=== What is being asked ===
Reproduce each line that includes the word "JSON".

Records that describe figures
-- BEGIN --
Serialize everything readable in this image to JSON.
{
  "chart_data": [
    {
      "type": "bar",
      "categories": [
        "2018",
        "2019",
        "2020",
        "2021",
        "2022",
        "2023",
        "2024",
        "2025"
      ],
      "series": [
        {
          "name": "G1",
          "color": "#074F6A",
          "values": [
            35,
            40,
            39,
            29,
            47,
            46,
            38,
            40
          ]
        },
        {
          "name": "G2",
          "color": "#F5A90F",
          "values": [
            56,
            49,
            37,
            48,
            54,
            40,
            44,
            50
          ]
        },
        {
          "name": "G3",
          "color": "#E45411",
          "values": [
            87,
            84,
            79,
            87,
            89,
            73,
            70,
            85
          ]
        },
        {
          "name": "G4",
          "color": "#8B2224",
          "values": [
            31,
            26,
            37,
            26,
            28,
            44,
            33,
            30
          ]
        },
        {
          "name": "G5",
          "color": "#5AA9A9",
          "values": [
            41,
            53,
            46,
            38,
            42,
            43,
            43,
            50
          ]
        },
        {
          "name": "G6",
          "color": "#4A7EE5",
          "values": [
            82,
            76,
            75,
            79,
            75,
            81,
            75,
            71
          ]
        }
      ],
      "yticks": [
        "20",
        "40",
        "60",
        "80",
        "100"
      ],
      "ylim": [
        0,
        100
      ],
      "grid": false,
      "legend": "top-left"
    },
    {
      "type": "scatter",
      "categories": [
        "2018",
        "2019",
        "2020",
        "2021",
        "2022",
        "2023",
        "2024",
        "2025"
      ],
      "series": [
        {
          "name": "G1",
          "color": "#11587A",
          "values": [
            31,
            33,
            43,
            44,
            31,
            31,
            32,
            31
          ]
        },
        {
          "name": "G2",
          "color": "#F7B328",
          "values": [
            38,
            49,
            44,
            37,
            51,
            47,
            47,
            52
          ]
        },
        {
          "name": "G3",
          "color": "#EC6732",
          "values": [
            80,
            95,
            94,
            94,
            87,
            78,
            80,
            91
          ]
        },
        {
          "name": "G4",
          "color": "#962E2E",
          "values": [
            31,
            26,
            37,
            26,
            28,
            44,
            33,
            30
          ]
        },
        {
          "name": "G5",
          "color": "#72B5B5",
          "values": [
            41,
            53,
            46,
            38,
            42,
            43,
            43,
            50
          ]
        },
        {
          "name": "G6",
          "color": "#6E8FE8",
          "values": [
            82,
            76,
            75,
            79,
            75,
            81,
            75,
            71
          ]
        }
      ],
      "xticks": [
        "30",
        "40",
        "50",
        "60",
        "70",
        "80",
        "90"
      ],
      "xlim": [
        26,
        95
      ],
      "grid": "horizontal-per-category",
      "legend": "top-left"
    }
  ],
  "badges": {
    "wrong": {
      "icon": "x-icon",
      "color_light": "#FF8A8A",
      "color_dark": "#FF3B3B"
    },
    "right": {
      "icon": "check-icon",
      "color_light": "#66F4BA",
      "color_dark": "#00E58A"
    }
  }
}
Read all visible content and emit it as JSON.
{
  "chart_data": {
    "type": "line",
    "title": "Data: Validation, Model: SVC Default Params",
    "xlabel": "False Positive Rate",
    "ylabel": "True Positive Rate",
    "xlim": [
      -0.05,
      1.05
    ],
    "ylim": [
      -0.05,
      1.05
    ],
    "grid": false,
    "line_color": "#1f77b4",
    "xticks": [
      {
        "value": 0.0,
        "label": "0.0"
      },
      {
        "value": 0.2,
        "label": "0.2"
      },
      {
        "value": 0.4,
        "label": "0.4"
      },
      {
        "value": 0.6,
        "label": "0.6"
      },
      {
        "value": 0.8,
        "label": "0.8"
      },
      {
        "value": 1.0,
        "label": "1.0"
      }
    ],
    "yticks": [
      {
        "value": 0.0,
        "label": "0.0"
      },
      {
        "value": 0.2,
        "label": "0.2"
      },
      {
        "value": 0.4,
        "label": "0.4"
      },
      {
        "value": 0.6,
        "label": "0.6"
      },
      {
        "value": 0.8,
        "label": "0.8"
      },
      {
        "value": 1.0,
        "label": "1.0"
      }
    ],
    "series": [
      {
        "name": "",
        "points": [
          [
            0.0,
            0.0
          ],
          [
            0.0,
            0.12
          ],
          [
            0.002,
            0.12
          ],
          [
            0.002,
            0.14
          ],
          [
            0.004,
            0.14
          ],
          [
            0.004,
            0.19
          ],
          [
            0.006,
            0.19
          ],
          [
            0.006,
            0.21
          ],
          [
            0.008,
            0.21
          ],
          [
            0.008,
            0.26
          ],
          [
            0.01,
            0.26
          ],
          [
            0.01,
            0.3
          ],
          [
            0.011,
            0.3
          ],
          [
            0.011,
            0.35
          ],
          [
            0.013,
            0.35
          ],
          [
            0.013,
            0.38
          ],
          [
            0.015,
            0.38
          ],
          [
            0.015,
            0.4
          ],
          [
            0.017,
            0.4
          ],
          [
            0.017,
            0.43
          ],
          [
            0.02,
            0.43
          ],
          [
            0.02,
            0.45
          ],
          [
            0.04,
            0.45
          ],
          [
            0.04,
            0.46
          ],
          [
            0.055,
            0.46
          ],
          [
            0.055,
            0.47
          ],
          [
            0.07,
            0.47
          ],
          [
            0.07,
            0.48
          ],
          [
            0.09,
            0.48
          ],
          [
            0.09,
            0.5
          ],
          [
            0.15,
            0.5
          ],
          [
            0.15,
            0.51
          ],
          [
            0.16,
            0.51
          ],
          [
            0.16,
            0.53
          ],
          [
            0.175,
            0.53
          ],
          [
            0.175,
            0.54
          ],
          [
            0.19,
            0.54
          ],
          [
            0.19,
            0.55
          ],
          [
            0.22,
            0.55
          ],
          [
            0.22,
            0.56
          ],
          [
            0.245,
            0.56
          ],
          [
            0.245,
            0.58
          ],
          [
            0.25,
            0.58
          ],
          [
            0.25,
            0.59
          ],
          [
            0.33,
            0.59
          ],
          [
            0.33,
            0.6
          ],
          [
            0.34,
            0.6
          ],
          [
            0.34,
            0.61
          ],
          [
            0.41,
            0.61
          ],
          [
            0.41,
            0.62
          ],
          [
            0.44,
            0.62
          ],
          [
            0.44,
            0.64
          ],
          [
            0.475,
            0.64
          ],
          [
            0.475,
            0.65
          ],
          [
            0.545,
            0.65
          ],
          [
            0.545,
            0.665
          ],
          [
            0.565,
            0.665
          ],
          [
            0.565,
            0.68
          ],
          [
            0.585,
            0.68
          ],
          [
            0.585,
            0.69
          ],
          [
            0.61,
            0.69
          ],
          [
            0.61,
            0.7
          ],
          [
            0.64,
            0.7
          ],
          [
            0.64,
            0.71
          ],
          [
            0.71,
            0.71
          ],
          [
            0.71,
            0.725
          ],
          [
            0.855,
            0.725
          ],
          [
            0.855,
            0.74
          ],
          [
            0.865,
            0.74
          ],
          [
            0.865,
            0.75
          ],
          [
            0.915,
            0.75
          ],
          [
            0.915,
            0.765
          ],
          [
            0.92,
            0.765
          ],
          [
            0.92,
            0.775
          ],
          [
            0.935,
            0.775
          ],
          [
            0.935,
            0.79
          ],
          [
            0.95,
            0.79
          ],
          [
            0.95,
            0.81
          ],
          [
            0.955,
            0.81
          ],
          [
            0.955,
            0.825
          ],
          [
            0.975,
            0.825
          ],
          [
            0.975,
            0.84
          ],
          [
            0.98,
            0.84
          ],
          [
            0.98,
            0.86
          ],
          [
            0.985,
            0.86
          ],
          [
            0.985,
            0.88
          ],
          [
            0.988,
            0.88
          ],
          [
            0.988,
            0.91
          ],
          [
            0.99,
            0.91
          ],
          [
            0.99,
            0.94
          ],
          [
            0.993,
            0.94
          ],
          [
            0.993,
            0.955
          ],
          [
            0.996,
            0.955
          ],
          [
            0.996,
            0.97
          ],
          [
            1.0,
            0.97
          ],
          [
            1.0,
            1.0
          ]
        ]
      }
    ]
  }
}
-- END --
=== Response to the task ===
Serialize everything readable in this image to JSON.
Read all visible content and emit it as JSON.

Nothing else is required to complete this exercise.